● **Problem to work on**:
Pull out every line in the data that has the string "humores" in it.

● **Data entries**:

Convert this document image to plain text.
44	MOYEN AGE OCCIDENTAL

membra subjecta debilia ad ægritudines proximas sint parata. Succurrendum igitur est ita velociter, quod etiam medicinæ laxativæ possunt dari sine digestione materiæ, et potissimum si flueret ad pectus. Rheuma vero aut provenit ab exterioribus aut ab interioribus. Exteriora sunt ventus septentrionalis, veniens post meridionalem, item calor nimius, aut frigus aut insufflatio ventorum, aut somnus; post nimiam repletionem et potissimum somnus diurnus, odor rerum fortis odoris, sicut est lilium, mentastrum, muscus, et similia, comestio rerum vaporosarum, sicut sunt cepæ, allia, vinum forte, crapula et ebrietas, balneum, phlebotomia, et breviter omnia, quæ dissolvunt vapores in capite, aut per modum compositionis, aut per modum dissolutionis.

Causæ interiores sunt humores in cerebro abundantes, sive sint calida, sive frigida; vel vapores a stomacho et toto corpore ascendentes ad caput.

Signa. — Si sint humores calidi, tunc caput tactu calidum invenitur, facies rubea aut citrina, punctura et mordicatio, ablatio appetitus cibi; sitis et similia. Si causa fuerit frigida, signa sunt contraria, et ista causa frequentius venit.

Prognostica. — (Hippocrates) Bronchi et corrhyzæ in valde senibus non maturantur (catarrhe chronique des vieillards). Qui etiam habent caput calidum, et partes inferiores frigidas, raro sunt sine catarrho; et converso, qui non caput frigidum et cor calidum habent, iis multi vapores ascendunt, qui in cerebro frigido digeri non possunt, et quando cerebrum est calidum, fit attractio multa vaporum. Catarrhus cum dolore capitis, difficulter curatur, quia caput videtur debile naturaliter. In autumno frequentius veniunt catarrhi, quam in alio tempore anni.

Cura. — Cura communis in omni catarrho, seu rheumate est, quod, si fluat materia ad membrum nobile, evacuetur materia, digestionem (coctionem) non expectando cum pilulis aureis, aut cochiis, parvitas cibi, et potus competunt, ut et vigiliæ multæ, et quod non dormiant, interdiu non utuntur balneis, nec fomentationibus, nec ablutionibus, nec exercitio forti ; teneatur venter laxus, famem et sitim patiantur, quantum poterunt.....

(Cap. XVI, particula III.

● **Answer to the exercise**:
Causæ interiores sunt humores in cerebro abundantes, sive sint calida, sive frigida; vel vapores a stomacho et toto corpore ascendentes ad caput.
Signa. — Si sint humores calidi, tunc caput tactu calidum invenitur, facies rubea aut citrina, punctura et mordicatio, ablatio appetitus cibi; sitis et similia. Si causa fuerit frigida, signa sunt contraria, et ista causa frequentius venit.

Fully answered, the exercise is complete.